■ Short problem
Note each line that includes the word "arrow". Copy those lines.

■ Supplied data
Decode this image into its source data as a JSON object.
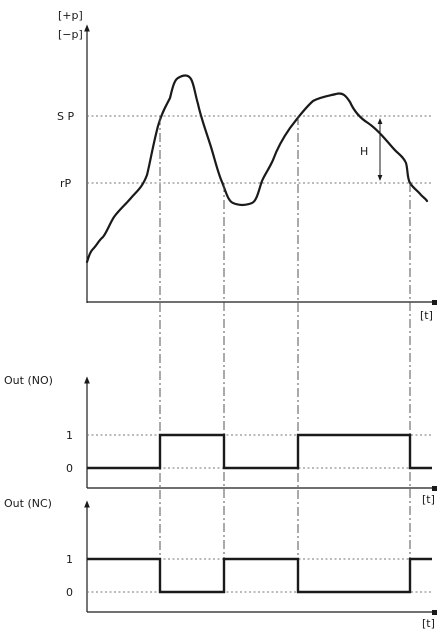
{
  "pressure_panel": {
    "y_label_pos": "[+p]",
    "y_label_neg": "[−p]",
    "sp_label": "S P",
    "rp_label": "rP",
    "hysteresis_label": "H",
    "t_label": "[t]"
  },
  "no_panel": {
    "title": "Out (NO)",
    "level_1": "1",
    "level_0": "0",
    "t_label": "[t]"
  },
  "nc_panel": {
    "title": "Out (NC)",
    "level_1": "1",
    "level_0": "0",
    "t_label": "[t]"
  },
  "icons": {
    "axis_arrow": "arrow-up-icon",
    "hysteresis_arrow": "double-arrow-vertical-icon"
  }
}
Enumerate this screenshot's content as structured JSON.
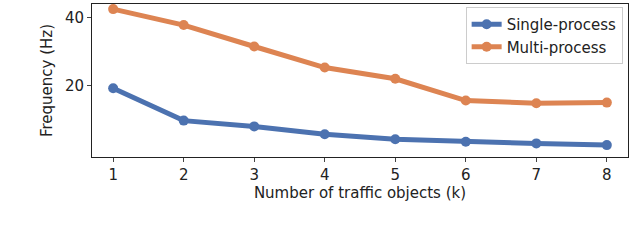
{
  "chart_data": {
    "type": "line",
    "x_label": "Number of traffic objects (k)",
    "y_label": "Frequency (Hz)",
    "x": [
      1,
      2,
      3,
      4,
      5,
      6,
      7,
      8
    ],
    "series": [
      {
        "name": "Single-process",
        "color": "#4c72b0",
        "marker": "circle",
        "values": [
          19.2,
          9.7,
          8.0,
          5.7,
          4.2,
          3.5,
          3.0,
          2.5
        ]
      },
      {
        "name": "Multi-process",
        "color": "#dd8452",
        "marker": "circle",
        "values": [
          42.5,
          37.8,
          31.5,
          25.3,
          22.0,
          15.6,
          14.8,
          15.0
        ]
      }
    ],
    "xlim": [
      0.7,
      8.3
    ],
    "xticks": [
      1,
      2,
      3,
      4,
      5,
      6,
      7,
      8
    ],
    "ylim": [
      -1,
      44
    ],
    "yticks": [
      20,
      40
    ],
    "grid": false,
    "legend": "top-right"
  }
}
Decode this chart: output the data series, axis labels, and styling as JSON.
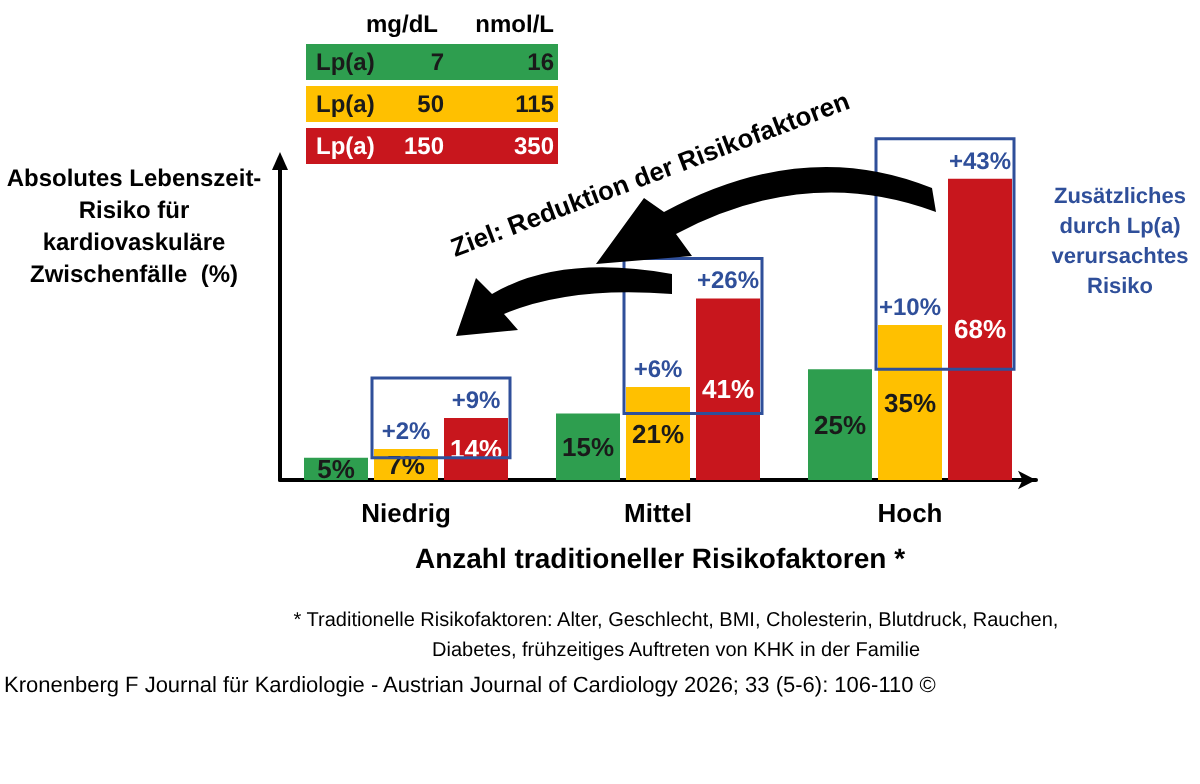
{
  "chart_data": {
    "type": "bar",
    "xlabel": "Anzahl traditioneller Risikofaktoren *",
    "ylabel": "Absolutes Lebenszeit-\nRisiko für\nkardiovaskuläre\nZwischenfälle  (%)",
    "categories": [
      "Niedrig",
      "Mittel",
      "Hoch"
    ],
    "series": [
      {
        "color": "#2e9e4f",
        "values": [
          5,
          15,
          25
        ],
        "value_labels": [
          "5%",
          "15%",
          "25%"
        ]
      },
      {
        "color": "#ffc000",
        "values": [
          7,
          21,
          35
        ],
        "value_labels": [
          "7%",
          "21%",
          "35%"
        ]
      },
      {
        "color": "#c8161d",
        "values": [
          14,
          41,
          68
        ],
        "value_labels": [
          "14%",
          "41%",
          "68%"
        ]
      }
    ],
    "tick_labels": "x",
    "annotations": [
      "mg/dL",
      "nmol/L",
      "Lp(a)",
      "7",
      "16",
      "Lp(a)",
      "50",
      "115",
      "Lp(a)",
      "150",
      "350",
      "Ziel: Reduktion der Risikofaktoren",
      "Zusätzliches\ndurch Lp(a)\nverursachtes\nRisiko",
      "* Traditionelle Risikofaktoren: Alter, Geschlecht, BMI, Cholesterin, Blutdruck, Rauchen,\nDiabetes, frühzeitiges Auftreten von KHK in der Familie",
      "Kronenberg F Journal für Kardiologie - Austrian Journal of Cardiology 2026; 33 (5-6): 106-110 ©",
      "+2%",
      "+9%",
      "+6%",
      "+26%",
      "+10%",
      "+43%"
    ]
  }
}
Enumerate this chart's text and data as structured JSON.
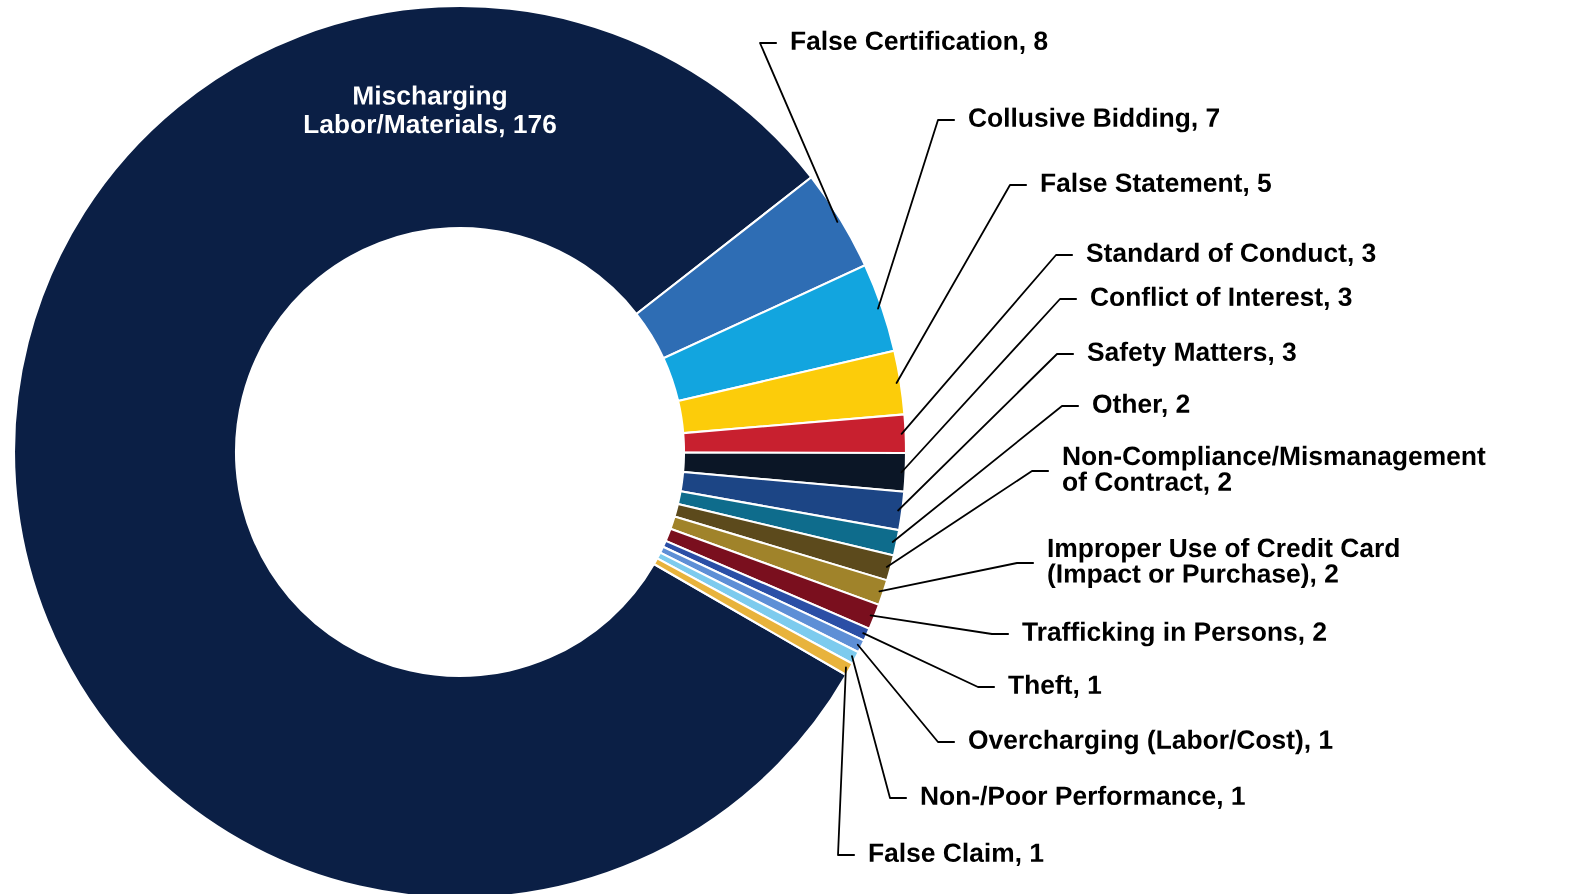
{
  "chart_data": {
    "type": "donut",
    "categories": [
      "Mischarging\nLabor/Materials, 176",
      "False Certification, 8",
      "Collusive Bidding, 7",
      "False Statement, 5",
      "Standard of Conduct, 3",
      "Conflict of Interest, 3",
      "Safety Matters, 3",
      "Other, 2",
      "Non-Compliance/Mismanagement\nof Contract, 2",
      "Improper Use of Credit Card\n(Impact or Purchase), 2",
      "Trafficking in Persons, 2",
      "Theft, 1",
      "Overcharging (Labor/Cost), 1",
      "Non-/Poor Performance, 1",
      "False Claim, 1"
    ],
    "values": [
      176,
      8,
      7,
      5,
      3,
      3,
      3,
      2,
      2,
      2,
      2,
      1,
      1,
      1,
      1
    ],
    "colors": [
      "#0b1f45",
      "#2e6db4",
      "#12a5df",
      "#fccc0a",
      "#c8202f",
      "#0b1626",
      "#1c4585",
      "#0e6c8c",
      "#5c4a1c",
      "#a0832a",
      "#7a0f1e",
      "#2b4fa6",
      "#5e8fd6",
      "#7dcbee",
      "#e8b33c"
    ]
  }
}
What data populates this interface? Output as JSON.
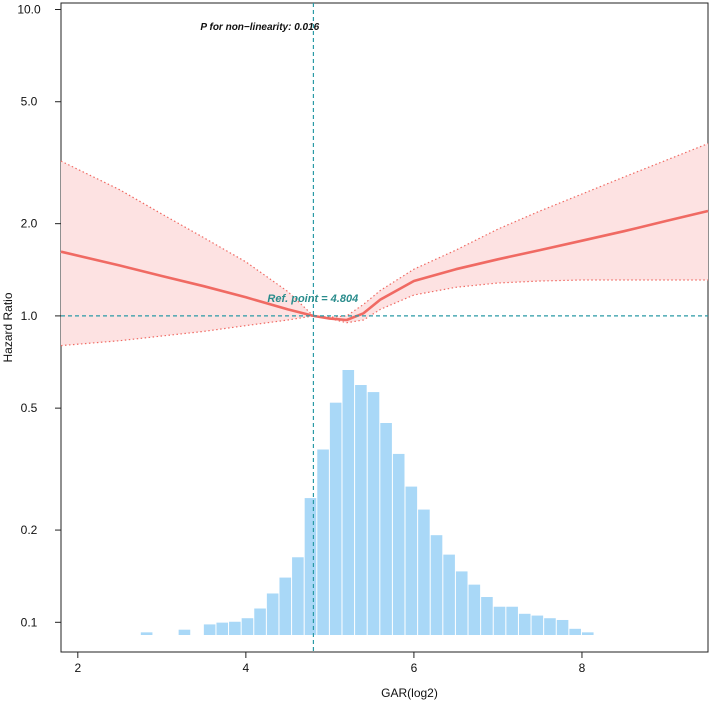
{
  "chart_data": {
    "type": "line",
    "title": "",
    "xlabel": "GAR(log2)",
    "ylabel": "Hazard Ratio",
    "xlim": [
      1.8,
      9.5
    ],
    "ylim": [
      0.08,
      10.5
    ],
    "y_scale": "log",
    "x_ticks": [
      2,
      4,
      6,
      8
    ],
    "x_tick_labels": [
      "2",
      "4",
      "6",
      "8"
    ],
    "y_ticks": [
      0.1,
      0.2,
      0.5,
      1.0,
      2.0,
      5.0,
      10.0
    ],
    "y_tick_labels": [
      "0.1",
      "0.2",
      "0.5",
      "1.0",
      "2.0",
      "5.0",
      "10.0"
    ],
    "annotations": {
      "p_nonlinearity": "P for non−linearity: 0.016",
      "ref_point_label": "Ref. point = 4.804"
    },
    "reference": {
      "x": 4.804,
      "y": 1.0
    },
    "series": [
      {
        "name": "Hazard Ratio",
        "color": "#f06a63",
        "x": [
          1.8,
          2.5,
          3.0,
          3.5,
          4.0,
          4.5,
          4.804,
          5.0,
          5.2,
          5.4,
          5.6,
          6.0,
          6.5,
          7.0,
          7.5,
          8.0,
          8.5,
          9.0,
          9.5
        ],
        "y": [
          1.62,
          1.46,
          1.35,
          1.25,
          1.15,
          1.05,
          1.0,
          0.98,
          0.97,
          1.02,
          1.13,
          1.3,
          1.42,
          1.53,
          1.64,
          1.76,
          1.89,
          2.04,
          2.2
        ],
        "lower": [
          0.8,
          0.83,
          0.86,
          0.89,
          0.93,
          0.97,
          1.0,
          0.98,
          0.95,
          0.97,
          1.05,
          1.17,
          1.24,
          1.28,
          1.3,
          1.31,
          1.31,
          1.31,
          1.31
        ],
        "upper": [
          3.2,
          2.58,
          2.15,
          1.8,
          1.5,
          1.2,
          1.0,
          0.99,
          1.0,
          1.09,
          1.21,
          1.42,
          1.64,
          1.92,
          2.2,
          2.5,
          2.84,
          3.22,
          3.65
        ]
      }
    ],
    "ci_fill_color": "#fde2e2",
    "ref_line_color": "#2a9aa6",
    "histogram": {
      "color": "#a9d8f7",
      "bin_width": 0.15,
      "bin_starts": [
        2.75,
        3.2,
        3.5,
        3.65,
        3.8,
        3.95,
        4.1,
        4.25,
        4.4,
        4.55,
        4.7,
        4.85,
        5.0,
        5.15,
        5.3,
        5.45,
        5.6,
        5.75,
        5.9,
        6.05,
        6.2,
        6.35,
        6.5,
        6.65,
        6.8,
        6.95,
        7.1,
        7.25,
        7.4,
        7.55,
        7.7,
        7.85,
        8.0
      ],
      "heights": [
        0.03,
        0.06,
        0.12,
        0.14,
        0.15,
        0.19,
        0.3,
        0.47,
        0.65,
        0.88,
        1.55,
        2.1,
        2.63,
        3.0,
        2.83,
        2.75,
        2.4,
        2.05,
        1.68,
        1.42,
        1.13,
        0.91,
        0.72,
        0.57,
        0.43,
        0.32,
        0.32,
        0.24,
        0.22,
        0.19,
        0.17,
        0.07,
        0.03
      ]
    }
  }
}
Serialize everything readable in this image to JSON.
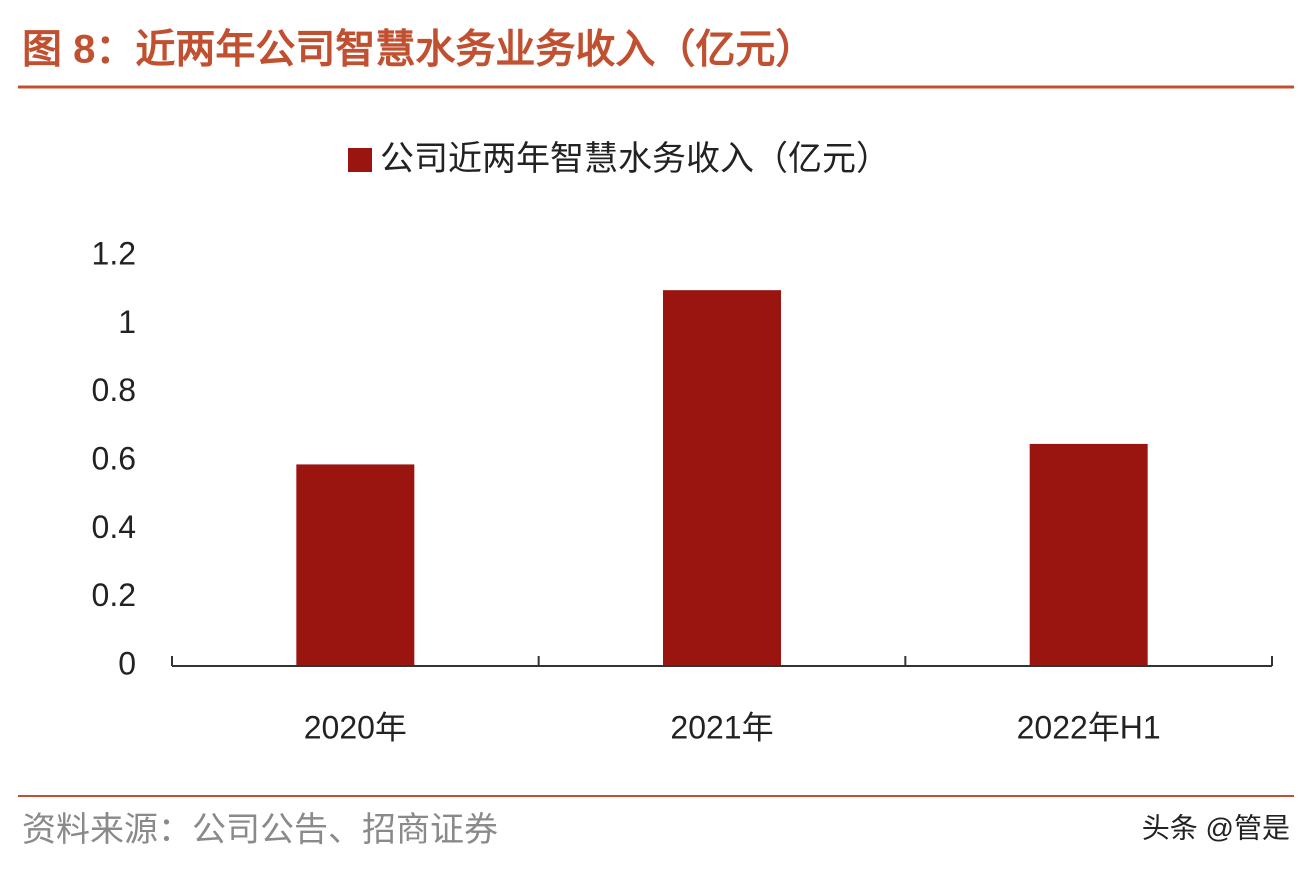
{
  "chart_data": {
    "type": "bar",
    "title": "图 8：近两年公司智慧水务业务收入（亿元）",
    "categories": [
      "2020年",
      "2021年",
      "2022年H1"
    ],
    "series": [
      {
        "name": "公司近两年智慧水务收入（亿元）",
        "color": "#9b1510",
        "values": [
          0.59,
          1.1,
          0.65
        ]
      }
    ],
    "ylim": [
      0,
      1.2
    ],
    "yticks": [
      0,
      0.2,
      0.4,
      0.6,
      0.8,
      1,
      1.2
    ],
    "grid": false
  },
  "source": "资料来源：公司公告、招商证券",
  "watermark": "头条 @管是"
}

■ The answer
    "axis_arrow": "arrow-up-icon",
    "hysteresis_arrow": "double-arrow-vertical-icon"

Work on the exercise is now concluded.